→ Exercise goal: Make an exact copy of the entries, and keep any pictures out of it.

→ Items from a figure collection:
..........

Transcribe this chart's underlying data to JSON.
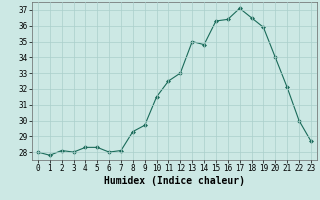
{
  "x": [
    0,
    1,
    2,
    3,
    4,
    5,
    6,
    7,
    8,
    9,
    10,
    11,
    12,
    13,
    14,
    15,
    16,
    17,
    18,
    19,
    20,
    21,
    22,
    23
  ],
  "y": [
    28.0,
    27.8,
    28.1,
    28.0,
    28.3,
    28.3,
    28.0,
    28.1,
    29.3,
    29.7,
    31.5,
    32.5,
    33.0,
    35.0,
    34.8,
    36.3,
    36.4,
    37.1,
    36.5,
    35.9,
    34.0,
    32.1,
    30.0,
    28.7
  ],
  "line_color": "#1a6b5a",
  "marker_color": "#1a6b5a",
  "bg_color": "#cce8e4",
  "grid_color": "#aacfcb",
  "xlabel": "Humidex (Indice chaleur)",
  "ylim": [
    27.5,
    37.5
  ],
  "xlim": [
    -0.5,
    23.5
  ],
  "yticks": [
    28,
    29,
    30,
    31,
    32,
    33,
    34,
    35,
    36,
    37
  ],
  "xticks": [
    0,
    1,
    2,
    3,
    4,
    5,
    6,
    7,
    8,
    9,
    10,
    11,
    12,
    13,
    14,
    15,
    16,
    17,
    18,
    19,
    20,
    21,
    22,
    23
  ],
  "tick_fontsize": 5.5,
  "label_fontsize": 7.0
}
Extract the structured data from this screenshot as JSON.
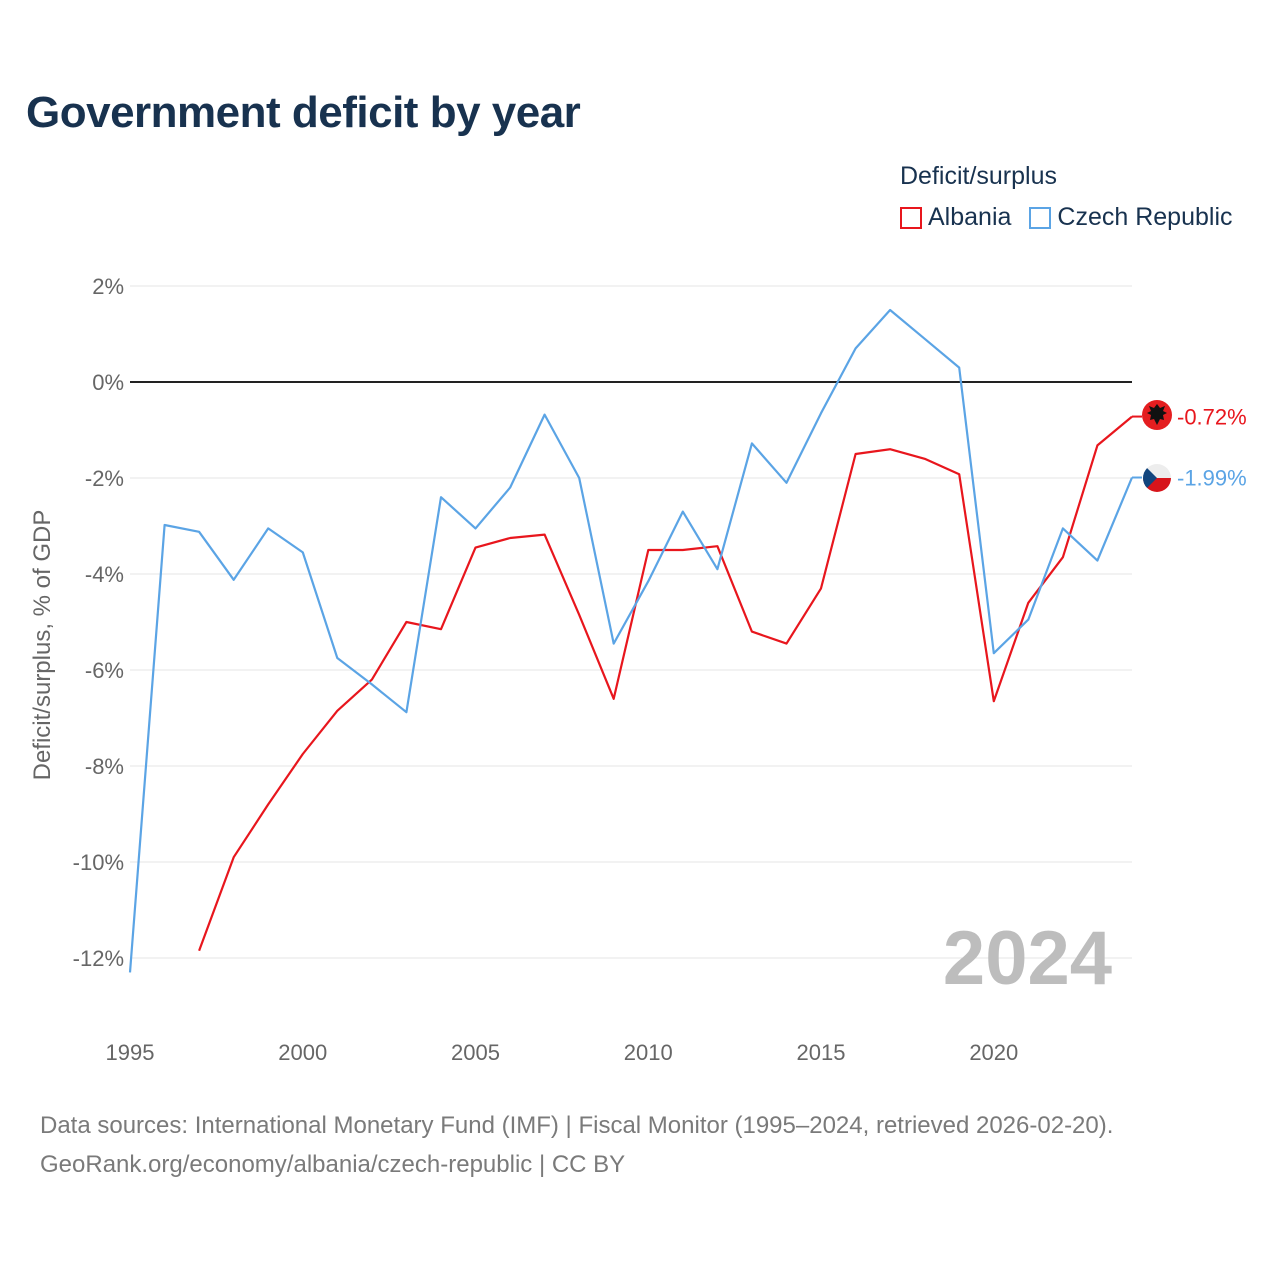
{
  "title": "Government deficit by year",
  "legend": {
    "title": "Deficit/surplus",
    "items": [
      {
        "label": "Albania",
        "color": "#e8161d"
      },
      {
        "label": "Czech Republic",
        "color": "#5ba4e5"
      }
    ]
  },
  "watermark_year": "2024",
  "footer": {
    "line1": "Data sources: International Monetary Fund (IMF) | Fiscal Monitor (1995–2024, retrieved 2026-02-20).",
    "line2": "GeoRank.org/economy/albania/czech-republic | CC BY"
  },
  "chart_data": {
    "type": "line",
    "title": "Government deficit by year",
    "xlabel": "",
    "ylabel": "Deficit/surplus, % of GDP",
    "xlim": [
      1995,
      2024
    ],
    "ylim": [
      -12.5,
      2.3
    ],
    "x_ticks": [
      1995,
      2000,
      2005,
      2010,
      2015,
      2020
    ],
    "x_tick_labels": [
      "1995",
      "2000",
      "2005",
      "2010",
      "2015",
      "2020"
    ],
    "y_ticks": [
      2,
      0,
      -2,
      -4,
      -6,
      -8,
      -10,
      -12
    ],
    "y_tick_labels": [
      "2%",
      "0%",
      "-2%",
      "-4%",
      "-6%",
      "-8%",
      "-10%",
      "-12%"
    ],
    "grid": true,
    "zero_line": true,
    "legend_position": "top-right",
    "series": [
      {
        "name": "Albania",
        "color": "#e8161d",
        "end_label": "-0.72%",
        "points": [
          [
            1997,
            -11.85
          ],
          [
            1998,
            -9.9
          ],
          [
            1999,
            -8.8
          ],
          [
            2000,
            -7.75
          ],
          [
            2001,
            -6.85
          ],
          [
            2002,
            -6.2
          ],
          [
            2003,
            -5.0
          ],
          [
            2004,
            -5.15
          ],
          [
            2005,
            -3.45
          ],
          [
            2006,
            -3.25
          ],
          [
            2007,
            -3.18
          ],
          [
            2008,
            -4.85
          ],
          [
            2009,
            -6.6
          ],
          [
            2010,
            -3.5
          ],
          [
            2011,
            -3.5
          ],
          [
            2012,
            -3.42
          ],
          [
            2013,
            -5.2
          ],
          [
            2014,
            -5.45
          ],
          [
            2015,
            -4.3
          ],
          [
            2016,
            -1.5
          ],
          [
            2017,
            -1.4
          ],
          [
            2018,
            -1.6
          ],
          [
            2019,
            -1.92
          ],
          [
            2020,
            -6.65
          ],
          [
            2021,
            -4.6
          ],
          [
            2022,
            -3.65
          ],
          [
            2023,
            -1.32
          ],
          [
            2024,
            -0.72
          ]
        ]
      },
      {
        "name": "Czech Republic",
        "color": "#5ba4e5",
        "end_label": "-1.99%",
        "points": [
          [
            1995,
            -12.3
          ],
          [
            1996,
            -2.98
          ],
          [
            1997,
            -3.12
          ],
          [
            1998,
            -4.12
          ],
          [
            1999,
            -3.05
          ],
          [
            2000,
            -3.55
          ],
          [
            2001,
            -5.75
          ],
          [
            2002,
            -6.3
          ],
          [
            2003,
            -6.88
          ],
          [
            2004,
            -2.4
          ],
          [
            2005,
            -3.05
          ],
          [
            2006,
            -2.2
          ],
          [
            2007,
            -0.68
          ],
          [
            2008,
            -2.0
          ],
          [
            2009,
            -5.45
          ],
          [
            2010,
            -4.15
          ],
          [
            2011,
            -2.7
          ],
          [
            2012,
            -3.9
          ],
          [
            2013,
            -1.28
          ],
          [
            2014,
            -2.1
          ],
          [
            2015,
            -0.65
          ],
          [
            2016,
            0.7
          ],
          [
            2017,
            1.5
          ],
          [
            2018,
            0.9
          ],
          [
            2019,
            0.3
          ],
          [
            2020,
            -5.65
          ],
          [
            2021,
            -4.95
          ],
          [
            2022,
            -3.05
          ],
          [
            2023,
            -3.72
          ],
          [
            2024,
            -1.99
          ]
        ]
      }
    ]
  }
}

..........

→ The answer:
Transcribe this chart's underlying data to JSON.
{
  "x": [
    0,
    1,
    2,
    3,
    4,
    5,
    6,
    7,
    8,
    9,
    10,
    11,
    12,
    13,
    14,
    15,
    16,
    17,
    18,
    19,
    20,
    21,
    22,
    23
  ],
  "y": [
    28.0,
    27.8,
    28.1,
    28.0,
    28.3,
    28.3,
    28.0,
    28.1,
    29.3,
    29.7,
    31.5,
    32.5,
    33.0,
    35.0,
    34.8,
    36.3,
    36.4,
    37.1,
    36.5,
    35.9,
    34.0,
    32.1,
    30.0,
    28.7
  ],
  "line_color": "#1a6b5a",
  "marker_color": "#1a6b5a",
  "bg_color": "#cce8e4",
  "grid_color": "#aacfcb",
  "xlabel": "Humidex (Indice chaleur)",
  "ylim": [
    27.5,
    37.5
  ],
  "xlim": [
    -0.5,
    23.5
  ],
  "yticks": [
    28,
    29,
    30,
    31,
    32,
    33,
    34,
    35,
    36,
    37
  ],
  "xticks": [
    0,
    1,
    2,
    3,
    4,
    5,
    6,
    7,
    8,
    9,
    10,
    11,
    12,
    13,
    14,
    15,
    16,
    17,
    18,
    19,
    20,
    21,
    22,
    23
  ],
  "tick_fontsize": 5.5,
  "label_fontsize": 7.0
}
Extract the structured data from this screenshot as JSON.
{
  "title": "Government deficit by year",
  "legend": {
    "title": "Deficit/surplus",
    "items": [
      {
        "label": "Albania",
        "color": "#e8161d"
      },
      {
        "label": "Czech Republic",
        "color": "#5ba4e5"
      }
    ]
  },
  "watermark_year": "2024",
  "footer": {
    "line1": "Data sources: International Monetary Fund (IMF) | Fiscal Monitor (1995–2024, retrieved 2026-02-20).",
    "line2": "GeoRank.org/economy/albania/czech-republic | CC BY"
  },
  "chart_data": {
    "type": "line",
    "title": "Government deficit by year",
    "xlabel": "",
    "ylabel": "Deficit/surplus, % of GDP",
    "xlim": [
      1995,
      2024
    ],
    "ylim": [
      -12.5,
      2.3
    ],
    "x_ticks": [
      1995,
      2000,
      2005,
      2010,
      2015,
      2020
    ],
    "x_tick_labels": [
      "1995",
      "2000",
      "2005",
      "2010",
      "2015",
      "2020"
    ],
    "y_ticks": [
      2,
      0,
      -2,
      -4,
      -6,
      -8,
      -10,
      -12
    ],
    "y_tick_labels": [
      "2%",
      "0%",
      "-2%",
      "-4%",
      "-6%",
      "-8%",
      "-10%",
      "-12%"
    ],
    "grid": true,
    "zero_line": true,
    "legend_position": "top-right",
    "series": [
      {
        "name": "Albania",
        "color": "#e8161d",
        "end_label": "-0.72%",
        "points": [
          [
            1997,
            -11.85
          ],
          [
            1998,
            -9.9
          ],
          [
            1999,
            -8.8
          ],
          [
            2000,
            -7.75
          ],
          [
            2001,
            -6.85
          ],
          [
            2002,
            -6.2
          ],
          [
            2003,
            -5.0
          ],
          [
            2004,
            -5.15
          ],
          [
            2005,
            -3.45
          ],
          [
            2006,
            -3.25
          ],
          [
            2007,
            -3.18
          ],
          [
            2008,
            -4.85
          ],
          [
            2009,
            -6.6
          ],
          [
            2010,
            -3.5
          ],
          [
            2011,
            -3.5
          ],
          [
            2012,
            -3.42
          ],
          [
            2013,
            -5.2
          ],
          [
            2014,
            -5.45
          ],
          [
            2015,
            -4.3
          ],
          [
            2016,
            -1.5
          ],
          [
            2017,
            -1.4
          ],
          [
            2018,
            -1.6
          ],
          [
            2019,
            -1.92
          ],
          [
            2020,
            -6.65
          ],
          [
            2021,
            -4.6
          ],
          [
            2022,
            -3.65
          ],
          [
            2023,
            -1.32
          ],
          [
            2024,
            -0.72
          ]
        ]
      },
      {
        "name": "Czech Republic",
        "color": "#5ba4e5",
        "end_label": "-1.99%",
        "points": [
          [
            1995,
            -12.3
          ],
          [
            1996,
            -2.98
          ],
          [
            1997,
            -3.12
          ],
          [
            1998,
            -4.12
          ],
          [
            1999,
            -3.05
          ],
          [
            2000,
            -3.55
          ],
          [
            2001,
            -5.75
          ],
          [
            2002,
            -6.3
          ],
          [
            2003,
            -6.88
          ],
          [
            2004,
            -2.4
          ],
          [
            2005,
            -3.05
          ],
          [
            2006,
            -2.2
          ],
          [
            2007,
            -0.68
          ],
          [
            2008,
            -2.0
          ],
          [
            2009,
            -5.45
          ],
          [
            2010,
            -4.15
          ],
          [
            2011,
            -2.7
          ],
          [
            2012,
            -3.9
          ],
          [
            2013,
            -1.28
          ],
          [
            2014,
            -2.1
          ],
          [
            2015,
            -0.65
          ],
          [
            2016,
            0.7
          ],
          [
            2017,
            1.5
          ],
          [
            2018,
            0.9
          ],
          [
            2019,
            0.3
          ],
          [
            2020,
            -5.65
          ],
          [
            2021,
            -4.95
          ],
          [
            2022,
            -3.05
          ],
          [
            2023,
            -3.72
          ],
          [
            2024,
            -1.99
          ]
        ]
      }
    ]
  }
}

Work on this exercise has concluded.